# Task brief:
Output each line exactly as it appears, skipping any embedded picture.

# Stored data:

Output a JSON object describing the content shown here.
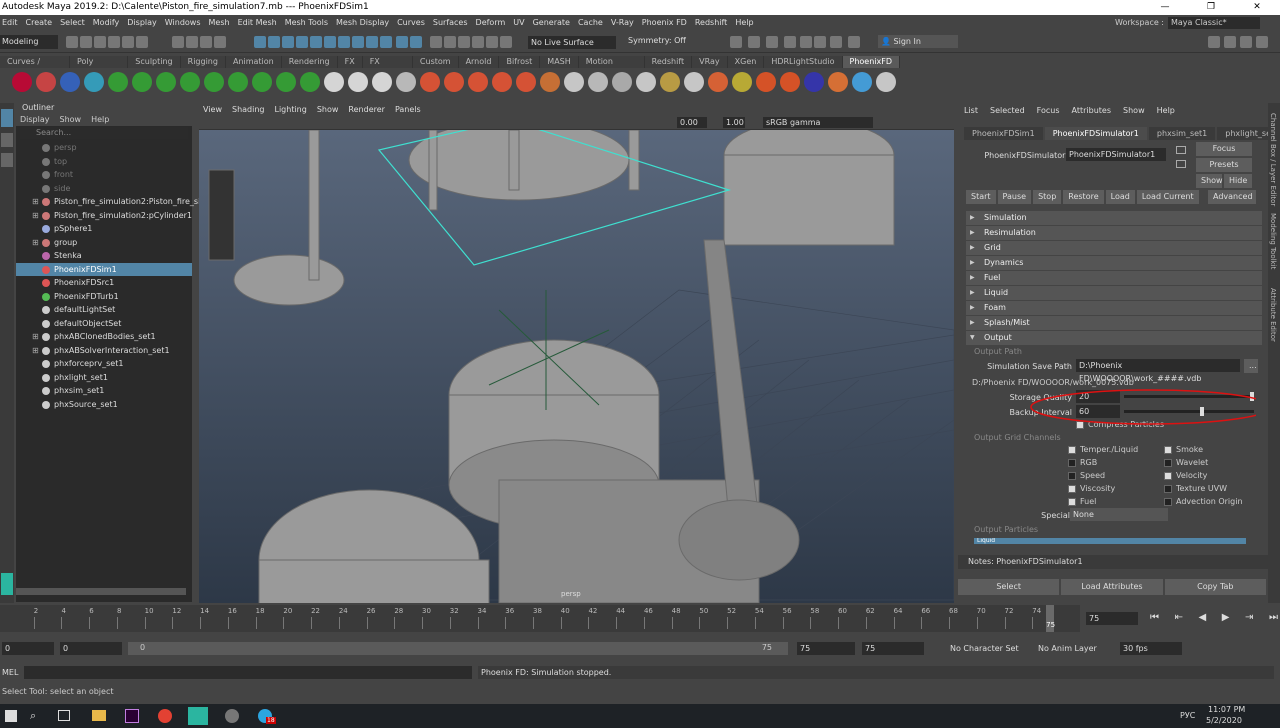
{
  "titlebar": {
    "title": "Autodesk Maya 2019.2: D:\\Calente\\Piston_fire_simulation7.mb  ---  PhoenixFDSim1",
    "min": "—",
    "max": "❐",
    "close": "✕"
  },
  "menubar": [
    "Edit",
    "Create",
    "Select",
    "Modify",
    "Display",
    "Windows",
    "Mesh",
    "Edit Mesh",
    "Mesh Tools",
    "Mesh Display",
    "Curves",
    "Surfaces",
    "Deform",
    "UV",
    "Generate",
    "Cache",
    "V-Ray",
    "Phoenix FD",
    "Redshift",
    "Help"
  ],
  "workspace": {
    "label": "Workspace :",
    "value": "Maya Classic*"
  },
  "statusline": {
    "mode": "Modeling",
    "live_surface": "No Live Surface",
    "symmetry": "Symmetry: Off",
    "signin": "Sign In"
  },
  "shelf_tabs": [
    "Curves / Surfaces",
    "Poly Modeling",
    "Sculpting",
    "Rigging",
    "Animation",
    "Rendering",
    "FX",
    "FX Caching",
    "Custom",
    "Arnold",
    "Bifrost",
    "MASH",
    "Motion Graphics",
    "Redshift",
    "VRay",
    "XGen",
    "HDRLightStudio",
    "PhoenixFD"
  ],
  "outliner": {
    "title": "Outliner",
    "menu": [
      "Display",
      "Show",
      "Help"
    ],
    "search_placeholder": "Search...",
    "rows": [
      {
        "label": "persp",
        "dim": true,
        "color": "#777"
      },
      {
        "label": "top",
        "dim": true,
        "color": "#777"
      },
      {
        "label": "front",
        "dim": true,
        "color": "#777"
      },
      {
        "label": "side",
        "dim": true,
        "color": "#777"
      },
      {
        "label": "Piston_fire_simulation2:Piston_fire_si",
        "color": "#c77"
      },
      {
        "label": "Piston_fire_simulation2:pCylinder1",
        "color": "#c77"
      },
      {
        "label": "pSphere1",
        "color": "#9ad"
      },
      {
        "label": "group",
        "color": "#c77"
      },
      {
        "label": "Stenka",
        "color": "#b6a"
      },
      {
        "label": "PhoenixFDSim1",
        "color": "#d55",
        "sel": true
      },
      {
        "label": "PhoenixFDSrc1",
        "color": "#d55"
      },
      {
        "label": "PhoenixFDTurb1",
        "color": "#5b5"
      },
      {
        "label": "defaultLightSet",
        "color": "#ccc"
      },
      {
        "label": "defaultObjectSet",
        "color": "#ccc"
      },
      {
        "label": "phxABClonedBodies_set1",
        "color": "#ccc"
      },
      {
        "label": "phxABSolverInteraction_set1",
        "color": "#ccc"
      },
      {
        "label": "phxforceprv_set1",
        "color": "#ccc"
      },
      {
        "label": "phxlight_set1",
        "color": "#ccc"
      },
      {
        "label": "phxsim_set1",
        "color": "#ccc"
      },
      {
        "label": "phxSource_set1",
        "color": "#ccc"
      }
    ]
  },
  "viewport": {
    "menu": [
      "View",
      "Shading",
      "Lighting",
      "Show",
      "Renderer",
      "Panels"
    ],
    "value1": "0.00",
    "value2": "1.00",
    "colorspace": "sRGB gamma",
    "camera": "persp"
  },
  "attribute_editor": {
    "menu": [
      "List",
      "Selected",
      "Focus",
      "Attributes",
      "Show",
      "Help"
    ],
    "tabs": [
      "PhoenixFDSim1",
      "PhoenixFDSimulator1",
      "phxsim_set1",
      "phxlight_set1"
    ],
    "node_label": "PhoenixFDSimulator:",
    "node_value": "PhoenixFDSimulator1",
    "focus": "Focus",
    "presets": "Presets",
    "show": "Show",
    "hide": "Hide",
    "buttons": [
      "Start",
      "Pause",
      "Stop",
      "Restore",
      "Load",
      "Load Current"
    ],
    "advanced": "Advanced",
    "sections": [
      "Simulation",
      "Resimulation",
      "Grid",
      "Dynamics",
      "Fuel",
      "Liquid",
      "Foam",
      "Splash/Mist",
      "Output"
    ],
    "output": {
      "path_group": "Output Path",
      "save_path_label": "Simulation Save Path",
      "save_path_value": "D:\\Phoenix FD\\WOOOOR\\work_####.vdb",
      "browse": "...",
      "resolved_path": "D:/Phoenix FD/WOOOOR/work_0075.vdb",
      "storage_quality_label": "Storage Quality",
      "storage_quality_value": "20",
      "storage_quality_fraction": 1.0,
      "backup_interval_label": "Backup Interval",
      "backup_interval_value": "60",
      "backup_interval_fraction": 0.6,
      "compress_label": "Compress Particles",
      "grid_channels_group": "Output Grid Channels",
      "channels_left": [
        {
          "label": "Temper./Liquid",
          "on": true
        },
        {
          "label": "RGB",
          "on": false
        },
        {
          "label": "Speed",
          "on": false
        },
        {
          "label": "Viscosity",
          "on": true
        },
        {
          "label": "Fuel",
          "on": true
        }
      ],
      "channels_right": [
        {
          "label": "Smoke",
          "on": true
        },
        {
          "label": "Wavelet",
          "on": false
        },
        {
          "label": "Velocity",
          "on": true
        },
        {
          "label": "Texture UVW",
          "on": false
        },
        {
          "label": "Advection Origin",
          "on": false
        }
      ],
      "special_label": "Special",
      "special_value": "None",
      "particles_group": "Output Particles",
      "particles_item": "Liquid"
    },
    "notes": "Notes:  PhoenixFDSimulator1",
    "bottom_buttons": [
      "Select",
      "Load Attributes",
      "Copy Tab"
    ]
  },
  "side_tabs": [
    "Channel Box / Layer Editor",
    "Modeling Toolkit",
    "Attribute Editor"
  ],
  "timeline": {
    "ticks": [
      "2",
      "4",
      "6",
      "8",
      "10",
      "12",
      "14",
      "16",
      "18",
      "20",
      "22",
      "24",
      "26",
      "28",
      "30",
      "32",
      "34",
      "36",
      "38",
      "40",
      "42",
      "44",
      "46",
      "48",
      "50",
      "52",
      "54",
      "56",
      "58",
      "60",
      "62",
      "64",
      "66",
      "68",
      "70",
      "72",
      "74"
    ],
    "current": "75",
    "current_field": "75"
  },
  "range": {
    "start": "0",
    "range_start": "0",
    "range_end": "75",
    "end_a": "75",
    "end_b": "75",
    "character_set": "No Character Set",
    "anim_layer": "No Anim Layer",
    "fps": "30 fps"
  },
  "cmdline": {
    "lang": "MEL",
    "result": "Phoenix FD: Simulation stopped."
  },
  "helpline": "Select Tool: select an object",
  "taskbar": {
    "lang": "РУС",
    "time": "11:07 PM",
    "date": "5/2/2020",
    "badge": "18"
  }
}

# Full output:
Output a JSON object describing the content shown here.
{
  "titlebar": {
    "title": "Autodesk Maya 2019.2: D:\\Calente\\Piston_fire_simulation7.mb  ---  PhoenixFDSim1",
    "min": "—",
    "max": "❐",
    "close": "✕"
  },
  "menubar": [
    "Edit",
    "Create",
    "Select",
    "Modify",
    "Display",
    "Windows",
    "Mesh",
    "Edit Mesh",
    "Mesh Tools",
    "Mesh Display",
    "Curves",
    "Surfaces",
    "Deform",
    "UV",
    "Generate",
    "Cache",
    "V-Ray",
    "Phoenix FD",
    "Redshift",
    "Help"
  ],
  "workspace": {
    "label": "Workspace :",
    "value": "Maya Classic*"
  },
  "statusline": {
    "mode": "Modeling",
    "live_surface": "No Live Surface",
    "symmetry": "Symmetry: Off",
    "signin": "Sign In"
  },
  "shelf_tabs": [
    "Curves / Surfaces",
    "Poly Modeling",
    "Sculpting",
    "Rigging",
    "Animation",
    "Rendering",
    "FX",
    "FX Caching",
    "Custom",
    "Arnold",
    "Bifrost",
    "MASH",
    "Motion Graphics",
    "Redshift",
    "VRay",
    "XGen",
    "HDRLightStudio",
    "PhoenixFD"
  ],
  "outliner": {
    "title": "Outliner",
    "menu": [
      "Display",
      "Show",
      "Help"
    ],
    "search_placeholder": "Search...",
    "rows": [
      {
        "label": "persp",
        "dim": true,
        "color": "#777"
      },
      {
        "label": "top",
        "dim": true,
        "color": "#777"
      },
      {
        "label": "front",
        "dim": true,
        "color": "#777"
      },
      {
        "label": "side",
        "dim": true,
        "color": "#777"
      },
      {
        "label": "Piston_fire_simulation2:Piston_fire_si",
        "color": "#c77"
      },
      {
        "label": "Piston_fire_simulation2:pCylinder1",
        "color": "#c77"
      },
      {
        "label": "pSphere1",
        "color": "#9ad"
      },
      {
        "label": "group",
        "color": "#c77"
      },
      {
        "label": "Stenka",
        "color": "#b6a"
      },
      {
        "label": "PhoenixFDSim1",
        "color": "#d55",
        "sel": true
      },
      {
        "label": "PhoenixFDSrc1",
        "color": "#d55"
      },
      {
        "label": "PhoenixFDTurb1",
        "color": "#5b5"
      },
      {
        "label": "defaultLightSet",
        "color": "#ccc"
      },
      {
        "label": "defaultObjectSet",
        "color": "#ccc"
      },
      {
        "label": "phxABClonedBodies_set1",
        "color": "#ccc"
      },
      {
        "label": "phxABSolverInteraction_set1",
        "color": "#ccc"
      },
      {
        "label": "phxforceprv_set1",
        "color": "#ccc"
      },
      {
        "label": "phxlight_set1",
        "color": "#ccc"
      },
      {
        "label": "phxsim_set1",
        "color": "#ccc"
      },
      {
        "label": "phxSource_set1",
        "color": "#ccc"
      }
    ]
  },
  "viewport": {
    "menu": [
      "View",
      "Shading",
      "Lighting",
      "Show",
      "Renderer",
      "Panels"
    ],
    "value1": "0.00",
    "value2": "1.00",
    "colorspace": "sRGB gamma",
    "camera": "persp"
  },
  "attribute_editor": {
    "menu": [
      "List",
      "Selected",
      "Focus",
      "Attributes",
      "Show",
      "Help"
    ],
    "tabs": [
      "PhoenixFDSim1",
      "PhoenixFDSimulator1",
      "phxsim_set1",
      "phxlight_set1"
    ],
    "node_label": "PhoenixFDSimulator:",
    "node_value": "PhoenixFDSimulator1",
    "focus": "Focus",
    "presets": "Presets",
    "show": "Show",
    "hide": "Hide",
    "buttons": [
      "Start",
      "Pause",
      "Stop",
      "Restore",
      "Load",
      "Load Current"
    ],
    "advanced": "Advanced",
    "sections": [
      "Simulation",
      "Resimulation",
      "Grid",
      "Dynamics",
      "Fuel",
      "Liquid",
      "Foam",
      "Splash/Mist",
      "Output"
    ],
    "output": {
      "path_group": "Output Path",
      "save_path_label": "Simulation Save Path",
      "save_path_value": "D:\\Phoenix FD\\WOOOOR\\work_####.vdb",
      "browse": "...",
      "resolved_path": "D:/Phoenix FD/WOOOOR/work_0075.vdb",
      "storage_quality_label": "Storage Quality",
      "storage_quality_value": "20",
      "storage_quality_fraction": 1.0,
      "backup_interval_label": "Backup Interval",
      "backup_interval_value": "60",
      "backup_interval_fraction": 0.6,
      "compress_label": "Compress Particles",
      "grid_channels_group": "Output Grid Channels",
      "channels_left": [
        {
          "label": "Temper./Liquid",
          "on": true
        },
        {
          "label": "RGB",
          "on": false
        },
        {
          "label": "Speed",
          "on": false
        },
        {
          "label": "Viscosity",
          "on": true
        },
        {
          "label": "Fuel",
          "on": true
        }
      ],
      "channels_right": [
        {
          "label": "Smoke",
          "on": true
        },
        {
          "label": "Wavelet",
          "on": false
        },
        {
          "label": "Velocity",
          "on": true
        },
        {
          "label": "Texture UVW",
          "on": false
        },
        {
          "label": "Advection Origin",
          "on": false
        }
      ],
      "special_label": "Special",
      "special_value": "None",
      "particles_group": "Output Particles",
      "particles_item": "Liquid"
    },
    "notes": "Notes:  PhoenixFDSimulator1",
    "bottom_buttons": [
      "Select",
      "Load Attributes",
      "Copy Tab"
    ]
  },
  "side_tabs": [
    "Channel Box / Layer Editor",
    "Modeling Toolkit",
    "Attribute Editor"
  ],
  "timeline": {
    "ticks": [
      "2",
      "4",
      "6",
      "8",
      "10",
      "12",
      "14",
      "16",
      "18",
      "20",
      "22",
      "24",
      "26",
      "28",
      "30",
      "32",
      "34",
      "36",
      "38",
      "40",
      "42",
      "44",
      "46",
      "48",
      "50",
      "52",
      "54",
      "56",
      "58",
      "60",
      "62",
      "64",
      "66",
      "68",
      "70",
      "72",
      "74"
    ],
    "current": "75",
    "current_field": "75"
  },
  "range": {
    "start": "0",
    "range_start": "0",
    "range_end": "75",
    "end_a": "75",
    "end_b": "75",
    "character_set": "No Character Set",
    "anim_layer": "No Anim Layer",
    "fps": "30 fps"
  },
  "cmdline": {
    "lang": "MEL",
    "result": "Phoenix FD: Simulation stopped."
  },
  "helpline": "Select Tool: select an object",
  "taskbar": {
    "lang": "РУС",
    "time": "11:07 PM",
    "date": "5/2/2020",
    "badge": "18"
  }
}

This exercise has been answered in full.